Brief> Write the material out again in full, exactly.
━━━━━ Records for the task ━━━━━
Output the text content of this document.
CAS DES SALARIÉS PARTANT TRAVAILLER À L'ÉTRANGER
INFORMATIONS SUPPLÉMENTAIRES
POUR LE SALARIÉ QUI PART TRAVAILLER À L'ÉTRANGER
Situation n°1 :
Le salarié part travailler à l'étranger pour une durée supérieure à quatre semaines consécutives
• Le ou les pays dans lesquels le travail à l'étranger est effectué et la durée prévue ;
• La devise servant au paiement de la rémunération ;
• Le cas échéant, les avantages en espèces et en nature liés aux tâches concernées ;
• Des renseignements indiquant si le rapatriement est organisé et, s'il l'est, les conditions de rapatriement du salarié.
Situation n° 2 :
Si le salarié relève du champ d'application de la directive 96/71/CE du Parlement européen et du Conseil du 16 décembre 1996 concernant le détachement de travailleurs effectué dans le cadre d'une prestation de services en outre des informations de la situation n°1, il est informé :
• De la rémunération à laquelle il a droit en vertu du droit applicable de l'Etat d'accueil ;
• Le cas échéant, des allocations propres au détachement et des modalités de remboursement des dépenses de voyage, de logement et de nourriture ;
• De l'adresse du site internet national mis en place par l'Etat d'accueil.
━━━━━
Expected answer>
Output the text content of this document.
CAS DES SALARIÉS PARTANT TRAVAILLER À L'ÉTRANGER
INFORMATIONS SUPPLÉMENTAIRES
POUR LE SALARIÉ QUI PART TRAVAILLER À L'ÉTRANGER
Situation n°1 :
Le salarié part travailler à l'étranger pour une durée supérieure à quatre semaines consécutives
• Le ou les pays dans lesquels le travail à l'étranger est effectué et la durée prévue ;
• La devise servant au paiement de la rémunération ;
• Le cas échéant, les avantages en espèces et en nature liés aux tâches concernées ;
• Des renseignements indiquant si le rapatriement est organisé et, s'il l'est, les conditions de rapatriement du salarié.
Situation n° 2 :
Si le salarié relève du champ d'application de la directive 96/71/CE du Parlement européen et du Conseil du 16 décembre 1996 concernant le détachement de travailleurs effectué dans le cadre d'une prestation de services en outre des informations de la situation n°1, il est informé :
• De la rémunération à laquelle il a droit en vertu du droit applicable de l'Etat d'accueil ;
• Le cas échéant, des allocations propres au détachement et des modalités de remboursement des dépenses de voyage, de logement et de nourriture ;
• De l'adresse du site internet national mis en place par l'Etat d'accueil.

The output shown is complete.